§ WHAT IS NEEDED
Retype all of the listing exactly, passing over any picture you find.

§ RECORDS PROVIDED
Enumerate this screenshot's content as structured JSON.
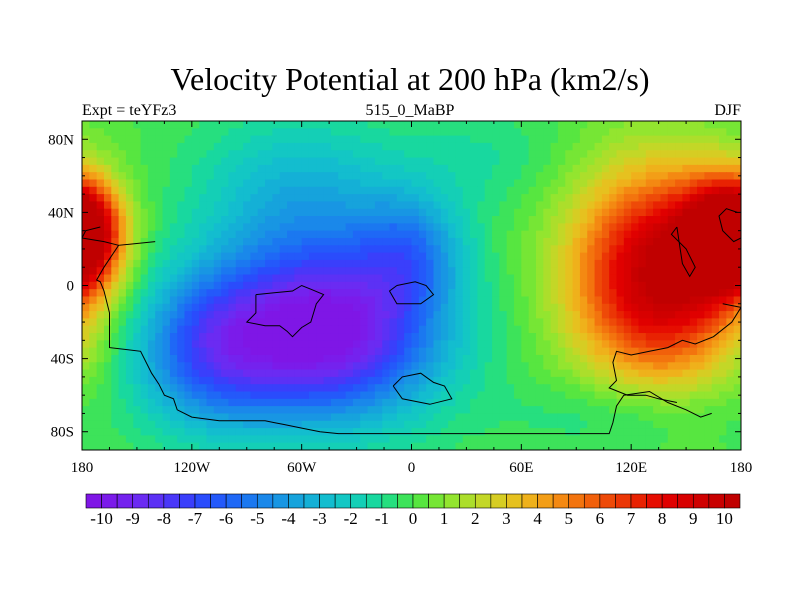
{
  "chart_data": {
    "type": "heatmap",
    "title": "Velocity Potential at 200 hPa (km2/s)",
    "subtitle_left": "Expt = teYFz3",
    "subtitle_center": "515_0_MaBP",
    "subtitle_right": "DJF",
    "x_ticks": [
      {
        "value": -180,
        "label": "180"
      },
      {
        "value": -120,
        "label": "120W"
      },
      {
        "value": -60,
        "label": "60W"
      },
      {
        "value": 0,
        "label": "0"
      },
      {
        "value": 60,
        "label": "60E"
      },
      {
        "value": 120,
        "label": "120E"
      },
      {
        "value": 180,
        "label": "180"
      }
    ],
    "y_ticks": [
      {
        "value": 80,
        "label": "80N"
      },
      {
        "value": 40,
        "label": "40N"
      },
      {
        "value": 0,
        "label": "0"
      },
      {
        "value": -40,
        "label": "40S"
      },
      {
        "value": -80,
        "label": "80S"
      }
    ],
    "xlim": [
      -180,
      180
    ],
    "ylim": [
      -90,
      90
    ],
    "colorbar": {
      "min": -10.5,
      "max": 10.5,
      "step": 0.5,
      "labels": [
        "-10",
        "-9",
        "-8",
        "-7",
        "-6",
        "-5",
        "-4",
        "-3",
        "-2",
        "-1",
        "0",
        "1",
        "2",
        "3",
        "4",
        "5",
        "6",
        "7",
        "8",
        "9",
        "10"
      ],
      "colors": [
        "#7f16e6",
        "#7b1bea",
        "#7422ee",
        "#6b2bf2",
        "#5c31f5",
        "#4a37f8",
        "#3a3ffb",
        "#2a4cfc",
        "#2459fa",
        "#1f68f6",
        "#1b78f0",
        "#1a88ea",
        "#1896e3",
        "#16a3dc",
        "#14b0d6",
        "#13bdcf",
        "#13c7c4",
        "#14cfb6",
        "#18d89f",
        "#26df7f",
        "#3de35a",
        "#57e640",
        "#76e635",
        "#93e52f",
        "#acde2b",
        "#c3d727",
        "#d6cd23",
        "#e6c11f",
        "#efb11b",
        "#f39e17",
        "#f48912",
        "#f3740e",
        "#f1600b",
        "#ee4a08",
        "#eb3605",
        "#e82202",
        "#e60d01",
        "#e00000",
        "#d80000",
        "#cf0000",
        "#c80000",
        "#c00000"
      ]
    },
    "field_centers": [
      {
        "lon": -45,
        "lat": -25,
        "value": -10.4,
        "sx": 42,
        "sy": 33
      },
      {
        "lon": -110,
        "lat": -35,
        "value": -5.5,
        "sx": 30,
        "sy": 30
      },
      {
        "lon": 0,
        "lat": 20,
        "value": -3.5,
        "sx": 20,
        "sy": 22
      },
      {
        "lon": -60,
        "lat": 50,
        "value": -3.0,
        "sx": 40,
        "sy": 30
      },
      {
        "lon": 135,
        "lat": 5,
        "value": 10.2,
        "sx": 33,
        "sy": 40
      },
      {
        "lon": 170,
        "lat": 25,
        "value": 7.5,
        "sx": 18,
        "sy": 22
      },
      {
        "lon": -180,
        "lat": 30,
        "value": 7.5,
        "sx": 14,
        "sy": 18
      },
      {
        "lon": 120,
        "lat": -70,
        "value": -1.5,
        "sx": 40,
        "sy": 15
      },
      {
        "lon": 40,
        "lat": 70,
        "value": -1.0,
        "sx": 30,
        "sy": 20
      }
    ],
    "coastlines": [
      [
        [
          -140,
          24
        ],
        [
          -160,
          22
        ],
        [
          -168,
          10
        ],
        [
          -172,
          3
        ],
        [
          -170,
          2
        ],
        [
          -168,
          -3
        ],
        [
          -165,
          -15
        ],
        [
          -165,
          -34
        ],
        [
          -148,
          -36
        ],
        [
          -142,
          -48
        ],
        [
          -138,
          -54
        ],
        [
          -135,
          -60
        ],
        [
          -130,
          -62
        ],
        [
          -128,
          -68
        ],
        [
          -120,
          -72
        ],
        [
          -105,
          -74
        ],
        [
          -90,
          -74
        ],
        [
          -80,
          -74
        ],
        [
          -75,
          -75
        ],
        [
          -70,
          -76
        ],
        [
          -60,
          -78
        ],
        [
          -50,
          -80
        ],
        [
          -40,
          -81
        ],
        [
          -20,
          -81
        ],
        [
          0,
          -81
        ],
        [
          20,
          -81
        ],
        [
          40,
          -81
        ],
        [
          60,
          -81
        ],
        [
          80,
          -81
        ],
        [
          100,
          -81
        ],
        [
          108,
          -81
        ],
        [
          110,
          -75
        ],
        [
          112,
          -66
        ],
        [
          116,
          -60
        ],
        [
          130,
          -58
        ],
        [
          140,
          -64
        ],
        [
          150,
          -68
        ],
        [
          158,
          -72
        ],
        [
          164,
          -70
        ]
      ],
      [
        [
          -170,
          32
        ],
        [
          -178,
          30
        ],
        [
          -180,
          26
        ],
        [
          -168,
          24
        ],
        [
          -160,
          22
        ]
      ],
      [
        [
          -85,
          -5
        ],
        [
          -85,
          -15
        ],
        [
          -90,
          -20
        ],
        [
          -80,
          -22
        ],
        [
          -72,
          -22
        ],
        [
          -68,
          -25
        ],
        [
          -65,
          -28
        ],
        [
          -60,
          -23
        ],
        [
          -55,
          -20
        ],
        [
          -52,
          -10
        ],
        [
          -48,
          -5
        ],
        [
          -55,
          -2
        ],
        [
          -60,
          0
        ],
        [
          -65,
          -3
        ],
        [
          -75,
          -4
        ],
        [
          -85,
          -5
        ]
      ],
      [
        [
          -10,
          -55
        ],
        [
          -5,
          -50
        ],
        [
          5,
          -48
        ],
        [
          12,
          -53
        ],
        [
          18,
          -55
        ],
        [
          22,
          -62
        ],
        [
          10,
          -65
        ],
        [
          -5,
          -62
        ],
        [
          -10,
          -55
        ]
      ],
      [
        [
          -8,
          0
        ],
        [
          -12,
          -3
        ],
        [
          -8,
          -10
        ],
        [
          5,
          -10
        ],
        [
          12,
          -5
        ],
        [
          8,
          0
        ],
        [
          2,
          2
        ],
        [
          -8,
          0
        ]
      ],
      [
        [
          178,
          40
        ],
        [
          172,
          42
        ],
        [
          168,
          38
        ],
        [
          170,
          30
        ],
        [
          176,
          24
        ],
        [
          180,
          26
        ]
      ],
      [
        [
          145,
          32
        ],
        [
          142,
          28
        ],
        [
          150,
          20
        ],
        [
          155,
          10
        ],
        [
          152,
          5
        ],
        [
          148,
          12
        ],
        [
          146,
          25
        ],
        [
          145,
          32
        ]
      ],
      [
        [
          170,
          -10
        ],
        [
          180,
          -12
        ],
        [
          175,
          -20
        ],
        [
          165,
          -28
        ],
        [
          155,
          -32
        ],
        [
          148,
          -30
        ],
        [
          140,
          -34
        ],
        [
          130,
          -36
        ],
        [
          120,
          -38
        ],
        [
          112,
          -36
        ],
        [
          110,
          -42
        ],
        [
          112,
          -52
        ],
        [
          108,
          -56
        ],
        [
          118,
          -60
        ],
        [
          128,
          -60
        ],
        [
          135,
          -62
        ],
        [
          145,
          -64
        ]
      ]
    ]
  }
}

§ SOLUTION
Enumerate this screenshot's content as structured JSON.
{
  "chart_data": {
    "type": "heatmap",
    "title": "Velocity Potential at 200 hPa (km2/s)",
    "subtitle_left": "Expt = teYFz3",
    "subtitle_center": "515_0_MaBP",
    "subtitle_right": "DJF",
    "x_ticks": [
      {
        "value": -180,
        "label": "180"
      },
      {
        "value": -120,
        "label": "120W"
      },
      {
        "value": -60,
        "label": "60W"
      },
      {
        "value": 0,
        "label": "0"
      },
      {
        "value": 60,
        "label": "60E"
      },
      {
        "value": 120,
        "label": "120E"
      },
      {
        "value": 180,
        "label": "180"
      }
    ],
    "y_ticks": [
      {
        "value": 80,
        "label": "80N"
      },
      {
        "value": 40,
        "label": "40N"
      },
      {
        "value": 0,
        "label": "0"
      },
      {
        "value": -40,
        "label": "40S"
      },
      {
        "value": -80,
        "label": "80S"
      }
    ],
    "xlim": [
      -180,
      180
    ],
    "ylim": [
      -90,
      90
    ],
    "colorbar": {
      "min": -10.5,
      "max": 10.5,
      "step": 0.5,
      "labels": [
        "-10",
        "-9",
        "-8",
        "-7",
        "-6",
        "-5",
        "-4",
        "-3",
        "-2",
        "-1",
        "0",
        "1",
        "2",
        "3",
        "4",
        "5",
        "6",
        "7",
        "8",
        "9",
        "10"
      ],
      "colors": [
        "#7f16e6",
        "#7b1bea",
        "#7422ee",
        "#6b2bf2",
        "#5c31f5",
        "#4a37f8",
        "#3a3ffb",
        "#2a4cfc",
        "#2459fa",
        "#1f68f6",
        "#1b78f0",
        "#1a88ea",
        "#1896e3",
        "#16a3dc",
        "#14b0d6",
        "#13bdcf",
        "#13c7c4",
        "#14cfb6",
        "#18d89f",
        "#26df7f",
        "#3de35a",
        "#57e640",
        "#76e635",
        "#93e52f",
        "#acde2b",
        "#c3d727",
        "#d6cd23",
        "#e6c11f",
        "#efb11b",
        "#f39e17",
        "#f48912",
        "#f3740e",
        "#f1600b",
        "#ee4a08",
        "#eb3605",
        "#e82202",
        "#e60d01",
        "#e00000",
        "#d80000",
        "#cf0000",
        "#c80000",
        "#c00000"
      ]
    },
    "field_centers": [
      {
        "lon": -45,
        "lat": -25,
        "value": -10.4,
        "sx": 42,
        "sy": 33
      },
      {
        "lon": -110,
        "lat": -35,
        "value": -5.5,
        "sx": 30,
        "sy": 30
      },
      {
        "lon": 0,
        "lat": 20,
        "value": -3.5,
        "sx": 20,
        "sy": 22
      },
      {
        "lon": -60,
        "lat": 50,
        "value": -3.0,
        "sx": 40,
        "sy": 30
      },
      {
        "lon": 135,
        "lat": 5,
        "value": 10.2,
        "sx": 33,
        "sy": 40
      },
      {
        "lon": 170,
        "lat": 25,
        "value": 7.5,
        "sx": 18,
        "sy": 22
      },
      {
        "lon": -180,
        "lat": 30,
        "value": 7.5,
        "sx": 14,
        "sy": 18
      },
      {
        "lon": 120,
        "lat": -70,
        "value": -1.5,
        "sx": 40,
        "sy": 15
      },
      {
        "lon": 40,
        "lat": 70,
        "value": -1.0,
        "sx": 30,
        "sy": 20
      }
    ],
    "coastlines": [
      [
        [
          -140,
          24
        ],
        [
          -160,
          22
        ],
        [
          -168,
          10
        ],
        [
          -172,
          3
        ],
        [
          -170,
          2
        ],
        [
          -168,
          -3
        ],
        [
          -165,
          -15
        ],
        [
          -165,
          -34
        ],
        [
          -148,
          -36
        ],
        [
          -142,
          -48
        ],
        [
          -138,
          -54
        ],
        [
          -135,
          -60
        ],
        [
          -130,
          -62
        ],
        [
          -128,
          -68
        ],
        [
          -120,
          -72
        ],
        [
          -105,
          -74
        ],
        [
          -90,
          -74
        ],
        [
          -80,
          -74
        ],
        [
          -75,
          -75
        ],
        [
          -70,
          -76
        ],
        [
          -60,
          -78
        ],
        [
          -50,
          -80
        ],
        [
          -40,
          -81
        ],
        [
          -20,
          -81
        ],
        [
          0,
          -81
        ],
        [
          20,
          -81
        ],
        [
          40,
          -81
        ],
        [
          60,
          -81
        ],
        [
          80,
          -81
        ],
        [
          100,
          -81
        ],
        [
          108,
          -81
        ],
        [
          110,
          -75
        ],
        [
          112,
          -66
        ],
        [
          116,
          -60
        ],
        [
          130,
          -58
        ],
        [
          140,
          -64
        ],
        [
          150,
          -68
        ],
        [
          158,
          -72
        ],
        [
          164,
          -70
        ]
      ],
      [
        [
          -170,
          32
        ],
        [
          -178,
          30
        ],
        [
          -180,
          26
        ],
        [
          -168,
          24
        ],
        [
          -160,
          22
        ]
      ],
      [
        [
          -85,
          -5
        ],
        [
          -85,
          -15
        ],
        [
          -90,
          -20
        ],
        [
          -80,
          -22
        ],
        [
          -72,
          -22
        ],
        [
          -68,
          -25
        ],
        [
          -65,
          -28
        ],
        [
          -60,
          -23
        ],
        [
          -55,
          -20
        ],
        [
          -52,
          -10
        ],
        [
          -48,
          -5
        ],
        [
          -55,
          -2
        ],
        [
          -60,
          0
        ],
        [
          -65,
          -3
        ],
        [
          -75,
          -4
        ],
        [
          -85,
          -5
        ]
      ],
      [
        [
          -10,
          -55
        ],
        [
          -5,
          -50
        ],
        [
          5,
          -48
        ],
        [
          12,
          -53
        ],
        [
          18,
          -55
        ],
        [
          22,
          -62
        ],
        [
          10,
          -65
        ],
        [
          -5,
          -62
        ],
        [
          -10,
          -55
        ]
      ],
      [
        [
          -8,
          0
        ],
        [
          -12,
          -3
        ],
        [
          -8,
          -10
        ],
        [
          5,
          -10
        ],
        [
          12,
          -5
        ],
        [
          8,
          0
        ],
        [
          2,
          2
        ],
        [
          -8,
          0
        ]
      ],
      [
        [
          178,
          40
        ],
        [
          172,
          42
        ],
        [
          168,
          38
        ],
        [
          170,
          30
        ],
        [
          176,
          24
        ],
        [
          180,
          26
        ]
      ],
      [
        [
          145,
          32
        ],
        [
          142,
          28
        ],
        [
          150,
          20
        ],
        [
          155,
          10
        ],
        [
          152,
          5
        ],
        [
          148,
          12
        ],
        [
          146,
          25
        ],
        [
          145,
          32
        ]
      ],
      [
        [
          170,
          -10
        ],
        [
          180,
          -12
        ],
        [
          175,
          -20
        ],
        [
          165,
          -28
        ],
        [
          155,
          -32
        ],
        [
          148,
          -30
        ],
        [
          140,
          -34
        ],
        [
          130,
          -36
        ],
        [
          120,
          -38
        ],
        [
          112,
          -36
        ],
        [
          110,
          -42
        ],
        [
          112,
          -52
        ],
        [
          108,
          -56
        ],
        [
          118,
          -60
        ],
        [
          128,
          -60
        ],
        [
          135,
          -62
        ],
        [
          145,
          -64
        ]
      ]
    ]
  }
}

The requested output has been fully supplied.